**Prompt**
Extract all of the entries and give them again, word for word.

**Records provided**
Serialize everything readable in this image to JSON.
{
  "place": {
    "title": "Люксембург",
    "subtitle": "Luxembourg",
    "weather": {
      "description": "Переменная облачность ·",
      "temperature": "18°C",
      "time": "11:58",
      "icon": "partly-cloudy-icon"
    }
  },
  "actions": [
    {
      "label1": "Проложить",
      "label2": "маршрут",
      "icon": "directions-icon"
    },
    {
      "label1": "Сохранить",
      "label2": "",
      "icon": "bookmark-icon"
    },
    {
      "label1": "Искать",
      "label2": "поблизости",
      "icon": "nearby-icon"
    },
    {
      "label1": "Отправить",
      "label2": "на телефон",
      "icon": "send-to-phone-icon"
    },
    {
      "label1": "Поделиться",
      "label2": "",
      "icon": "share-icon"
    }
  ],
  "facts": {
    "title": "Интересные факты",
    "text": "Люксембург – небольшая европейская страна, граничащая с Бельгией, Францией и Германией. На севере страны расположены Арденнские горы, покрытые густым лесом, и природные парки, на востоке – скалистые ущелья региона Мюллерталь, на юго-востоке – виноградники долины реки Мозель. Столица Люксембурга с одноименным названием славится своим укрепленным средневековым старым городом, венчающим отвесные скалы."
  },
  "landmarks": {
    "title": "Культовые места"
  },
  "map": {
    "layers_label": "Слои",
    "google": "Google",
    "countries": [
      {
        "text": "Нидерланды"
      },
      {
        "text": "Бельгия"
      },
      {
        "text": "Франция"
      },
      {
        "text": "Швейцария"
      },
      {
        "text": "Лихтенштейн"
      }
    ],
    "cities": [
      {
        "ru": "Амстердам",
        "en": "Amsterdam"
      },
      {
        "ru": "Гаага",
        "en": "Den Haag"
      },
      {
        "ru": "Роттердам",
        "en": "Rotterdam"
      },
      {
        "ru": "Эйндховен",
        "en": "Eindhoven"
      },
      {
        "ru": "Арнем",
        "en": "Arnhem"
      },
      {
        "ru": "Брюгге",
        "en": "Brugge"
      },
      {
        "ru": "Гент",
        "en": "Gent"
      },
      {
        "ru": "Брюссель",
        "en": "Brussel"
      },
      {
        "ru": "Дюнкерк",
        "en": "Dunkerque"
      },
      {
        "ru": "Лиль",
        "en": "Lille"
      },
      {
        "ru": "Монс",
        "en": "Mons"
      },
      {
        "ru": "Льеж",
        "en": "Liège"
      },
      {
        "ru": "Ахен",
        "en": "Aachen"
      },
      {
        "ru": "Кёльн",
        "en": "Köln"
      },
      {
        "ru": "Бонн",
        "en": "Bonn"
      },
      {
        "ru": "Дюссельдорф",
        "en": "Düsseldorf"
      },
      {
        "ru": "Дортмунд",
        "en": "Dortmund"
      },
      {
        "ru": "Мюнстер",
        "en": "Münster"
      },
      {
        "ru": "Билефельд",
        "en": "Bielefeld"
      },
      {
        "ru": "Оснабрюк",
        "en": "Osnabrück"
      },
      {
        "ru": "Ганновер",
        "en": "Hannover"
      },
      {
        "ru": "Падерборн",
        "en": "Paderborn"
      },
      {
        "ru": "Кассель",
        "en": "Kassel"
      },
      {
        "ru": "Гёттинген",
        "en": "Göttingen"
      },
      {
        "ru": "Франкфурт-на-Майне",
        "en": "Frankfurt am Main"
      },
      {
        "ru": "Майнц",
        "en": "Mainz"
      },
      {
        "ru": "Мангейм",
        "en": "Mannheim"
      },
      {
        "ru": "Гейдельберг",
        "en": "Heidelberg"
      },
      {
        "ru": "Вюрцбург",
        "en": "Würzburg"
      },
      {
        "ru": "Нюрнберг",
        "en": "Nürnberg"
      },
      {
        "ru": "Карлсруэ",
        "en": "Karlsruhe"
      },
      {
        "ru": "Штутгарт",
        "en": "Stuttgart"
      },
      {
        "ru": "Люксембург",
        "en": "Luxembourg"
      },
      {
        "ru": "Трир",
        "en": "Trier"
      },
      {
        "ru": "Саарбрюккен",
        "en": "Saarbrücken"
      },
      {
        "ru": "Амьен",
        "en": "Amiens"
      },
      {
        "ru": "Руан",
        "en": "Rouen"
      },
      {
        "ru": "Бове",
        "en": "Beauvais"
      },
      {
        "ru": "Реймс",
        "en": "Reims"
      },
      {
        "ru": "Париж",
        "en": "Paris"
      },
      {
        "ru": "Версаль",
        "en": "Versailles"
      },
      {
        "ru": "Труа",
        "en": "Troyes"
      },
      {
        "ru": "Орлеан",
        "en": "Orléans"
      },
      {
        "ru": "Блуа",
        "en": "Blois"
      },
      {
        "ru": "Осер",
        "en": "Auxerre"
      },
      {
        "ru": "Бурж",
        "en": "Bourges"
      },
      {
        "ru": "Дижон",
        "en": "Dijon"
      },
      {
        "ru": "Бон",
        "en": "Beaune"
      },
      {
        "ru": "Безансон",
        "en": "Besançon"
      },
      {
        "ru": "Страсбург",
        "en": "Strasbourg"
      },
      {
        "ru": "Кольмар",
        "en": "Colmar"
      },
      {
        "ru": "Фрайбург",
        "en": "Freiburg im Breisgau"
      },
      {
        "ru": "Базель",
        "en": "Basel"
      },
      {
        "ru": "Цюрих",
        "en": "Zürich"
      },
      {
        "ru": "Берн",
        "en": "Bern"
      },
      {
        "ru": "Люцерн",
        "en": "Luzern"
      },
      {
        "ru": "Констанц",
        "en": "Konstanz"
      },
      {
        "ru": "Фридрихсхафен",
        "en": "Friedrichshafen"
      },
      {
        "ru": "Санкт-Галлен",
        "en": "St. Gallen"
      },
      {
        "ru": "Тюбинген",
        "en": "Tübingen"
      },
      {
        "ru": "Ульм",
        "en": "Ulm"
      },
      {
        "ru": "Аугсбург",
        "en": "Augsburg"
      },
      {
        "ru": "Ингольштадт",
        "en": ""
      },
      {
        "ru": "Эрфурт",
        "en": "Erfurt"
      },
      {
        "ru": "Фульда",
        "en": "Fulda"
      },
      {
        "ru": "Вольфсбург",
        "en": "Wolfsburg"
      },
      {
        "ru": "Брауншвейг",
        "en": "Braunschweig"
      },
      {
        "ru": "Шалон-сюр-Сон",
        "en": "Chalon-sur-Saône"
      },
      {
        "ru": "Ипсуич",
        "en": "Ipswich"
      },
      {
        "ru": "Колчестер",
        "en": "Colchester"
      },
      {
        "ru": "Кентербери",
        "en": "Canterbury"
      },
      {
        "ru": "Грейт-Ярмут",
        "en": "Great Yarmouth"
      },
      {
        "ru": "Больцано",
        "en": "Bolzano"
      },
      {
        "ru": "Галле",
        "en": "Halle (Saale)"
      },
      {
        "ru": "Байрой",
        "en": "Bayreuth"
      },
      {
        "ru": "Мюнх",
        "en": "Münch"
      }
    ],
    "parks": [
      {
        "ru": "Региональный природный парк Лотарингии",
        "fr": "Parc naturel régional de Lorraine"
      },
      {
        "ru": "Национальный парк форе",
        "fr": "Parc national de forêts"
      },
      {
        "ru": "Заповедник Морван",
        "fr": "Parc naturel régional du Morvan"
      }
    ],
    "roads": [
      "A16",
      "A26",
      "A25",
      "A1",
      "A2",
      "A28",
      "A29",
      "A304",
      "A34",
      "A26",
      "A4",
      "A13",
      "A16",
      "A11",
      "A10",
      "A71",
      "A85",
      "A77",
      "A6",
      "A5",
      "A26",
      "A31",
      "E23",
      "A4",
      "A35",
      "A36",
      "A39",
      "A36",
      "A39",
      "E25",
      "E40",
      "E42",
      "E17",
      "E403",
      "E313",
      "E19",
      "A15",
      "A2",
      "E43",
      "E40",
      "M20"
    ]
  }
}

**Reply**
Serialize everything readable in this image to JSON.
{
  "place": {
    "title": "Люксембург",
    "subtitle": "Luxembourg",
    "weather": {
      "description": "Переменная облачность ·",
      "temperature": "18°C",
      "time": "11:58",
      "icon": "partly-cloudy-icon"
    }
  },
  "actions": [
    {
      "label1": "Проложить",
      "label2": "маршрут",
      "icon": "directions-icon"
    },
    {
      "label1": "Сохранить",
      "label2": "",
      "icon": "bookmark-icon"
    },
    {
      "label1": "Искать",
      "label2": "поблизости",
      "icon": "nearby-icon"
    },
    {
      "label1": "Отправить",
      "label2": "на телефон",
      "icon": "send-to-phone-icon"
    },
    {
      "label1": "Поделиться",
      "label2": "",
      "icon": "share-icon"
    }
  ],
  "facts": {
    "title": "Интересные факты",
    "text": "Люксембург – небольшая европейская страна, граничащая с Бельгией, Францией и Германией. На севере страны расположены Арденнские горы, покрытые густым лесом, и природные парки, на востоке – скалистые ущелья региона Мюллерталь, на юго-востоке – виноградники долины реки Мозель. Столица Люксембурга с одноименным названием славится своим укрепленным средневековым старым городом, венчающим отвесные скалы."
  },
  "landmarks": {
    "title": "Культовые места"
  },
  "map": {
    "layers_label": "Слои",
    "google": "Google",
    "countries": [
      {
        "text": "Нидерланды"
      },
      {
        "text": "Бельгия"
      },
      {
        "text": "Франция"
      },
      {
        "text": "Швейцария"
      },
      {
        "text": "Лихтенштейн"
      }
    ],
    "cities": [
      {
        "ru": "Амстердам",
        "en": "Amsterdam"
      },
      {
        "ru": "Гаага",
        "en": "Den Haag"
      },
      {
        "ru": "Роттердам",
        "en": "Rotterdam"
      },
      {
        "ru": "Эйндховен",
        "en": "Eindhoven"
      },
      {
        "ru": "Арнем",
        "en": "Arnhem"
      },
      {
        "ru": "Брюгге",
        "en": "Brugge"
      },
      {
        "ru": "Гент",
        "en": "Gent"
      },
      {
        "ru": "Брюссель",
        "en": "Brussel"
      },
      {
        "ru": "Дюнкерк",
        "en": "Dunkerque"
      },
      {
        "ru": "Лиль",
        "en": "Lille"
      },
      {
        "ru": "Монс",
        "en": "Mons"
      },
      {
        "ru": "Льеж",
        "en": "Liège"
      },
      {
        "ru": "Ахен",
        "en": "Aachen"
      },
      {
        "ru": "Кёльн",
        "en": "Köln"
      },
      {
        "ru": "Бонн",
        "en": "Bonn"
      },
      {
        "ru": "Дюссельдорф",
        "en": "Düsseldorf"
      },
      {
        "ru": "Дортмунд",
        "en": "Dortmund"
      },
      {
        "ru": "Мюнстер",
        "en": "Münster"
      },
      {
        "ru": "Билефельд",
        "en": "Bielefeld"
      },
      {
        "ru": "Оснабрюк",
        "en": "Osnabrück"
      },
      {
        "ru": "Ганновер",
        "en": "Hannover"
      },
      {
        "ru": "Падерборн",
        "en": "Paderborn"
      },
      {
        "ru": "Кассель",
        "en": "Kassel"
      },
      {
        "ru": "Гёттинген",
        "en": "Göttingen"
      },
      {
        "ru": "Франкфурт-на-Майне",
        "en": "Frankfurt am Main"
      },
      {
        "ru": "Майнц",
        "en": "Mainz"
      },
      {
        "ru": "Мангейм",
        "en": "Mannheim"
      },
      {
        "ru": "Гейдельберг",
        "en": "Heidelberg"
      },
      {
        "ru": "Вюрцбург",
        "en": "Würzburg"
      },
      {
        "ru": "Нюрнберг",
        "en": "Nürnberg"
      },
      {
        "ru": "Карлсруэ",
        "en": "Karlsruhe"
      },
      {
        "ru": "Штутгарт",
        "en": "Stuttgart"
      },
      {
        "ru": "Люксембург",
        "en": "Luxembourg"
      },
      {
        "ru": "Трир",
        "en": "Trier"
      },
      {
        "ru": "Саарбрюккен",
        "en": "Saarbrücken"
      },
      {
        "ru": "Амьен",
        "en": "Amiens"
      },
      {
        "ru": "Руан",
        "en": "Rouen"
      },
      {
        "ru": "Бове",
        "en": "Beauvais"
      },
      {
        "ru": "Реймс",
        "en": "Reims"
      },
      {
        "ru": "Париж",
        "en": "Paris"
      },
      {
        "ru": "Версаль",
        "en": "Versailles"
      },
      {
        "ru": "Труа",
        "en": "Troyes"
      },
      {
        "ru": "Орлеан",
        "en": "Orléans"
      },
      {
        "ru": "Блуа",
        "en": "Blois"
      },
      {
        "ru": "Осер",
        "en": "Auxerre"
      },
      {
        "ru": "Бурж",
        "en": "Bourges"
      },
      {
        "ru": "Дижон",
        "en": "Dijon"
      },
      {
        "ru": "Бон",
        "en": "Beaune"
      },
      {
        "ru": "Безансон",
        "en": "Besançon"
      },
      {
        "ru": "Страсбург",
        "en": "Strasbourg"
      },
      {
        "ru": "Кольмар",
        "en": "Colmar"
      },
      {
        "ru": "Фрайбург",
        "en": "Freiburg im Breisgau"
      },
      {
        "ru": "Базель",
        "en": "Basel"
      },
      {
        "ru": "Цюрих",
        "en": "Zürich"
      },
      {
        "ru": "Берн",
        "en": "Bern"
      },
      {
        "ru": "Люцерн",
        "en": "Luzern"
      },
      {
        "ru": "Констанц",
        "en": "Konstanz"
      },
      {
        "ru": "Фридрихсхафен",
        "en": "Friedrichshafen"
      },
      {
        "ru": "Санкт-Галлен",
        "en": "St. Gallen"
      },
      {
        "ru": "Тюбинген",
        "en": "Tübingen"
      },
      {
        "ru": "Ульм",
        "en": "Ulm"
      },
      {
        "ru": "Аугсбург",
        "en": "Augsburg"
      },
      {
        "ru": "Ингольштадт",
        "en": ""
      },
      {
        "ru": "Эрфурт",
        "en": "Erfurt"
      },
      {
        "ru": "Фульда",
        "en": "Fulda"
      },
      {
        "ru": "Вольфсбург",
        "en": "Wolfsburg"
      },
      {
        "ru": "Брауншвейг",
        "en": "Braunschweig"
      },
      {
        "ru": "Шалон-сюр-Сон",
        "en": "Chalon-sur-Saône"
      },
      {
        "ru": "Ипсуич",
        "en": "Ipswich"
      },
      {
        "ru": "Колчестер",
        "en": "Colchester"
      },
      {
        "ru": "Кентербери",
        "en": "Canterbury"
      },
      {
        "ru": "Грейт-Ярмут",
        "en": "Great Yarmouth"
      },
      {
        "ru": "Больцано",
        "en": "Bolzano"
      },
      {
        "ru": "Галле",
        "en": "Halle (Saale)"
      },
      {
        "ru": "Байрой",
        "en": "Bayreuth"
      },
      {
        "ru": "Мюнх",
        "en": "Münch"
      }
    ],
    "parks": [
      {
        "ru": "Региональный природный парк Лотарингии",
        "fr": "Parc naturel régional de Lorraine"
      },
      {
        "ru": "Национальный парк форе",
        "fr": "Parc national de forêts"
      },
      {
        "ru": "Заповедник Морван",
        "fr": "Parc naturel régional du Morvan"
      }
    ],
    "roads": [
      "A16",
      "A26",
      "A25",
      "A1",
      "A2",
      "A28",
      "A29",
      "A304",
      "A34",
      "A26",
      "A4",
      "A13",
      "A16",
      "A11",
      "A10",
      "A71",
      "A85",
      "A77",
      "A6",
      "A5",
      "A26",
      "A31",
      "E23",
      "A4",
      "A35",
      "A36",
      "A39",
      "A36",
      "A39",
      "E25",
      "E40",
      "E42",
      "E17",
      "E403",
      "E313",
      "E19",
      "A15",
      "A2",
      "E43",
      "E40",
      "M20"
    ]
  }
}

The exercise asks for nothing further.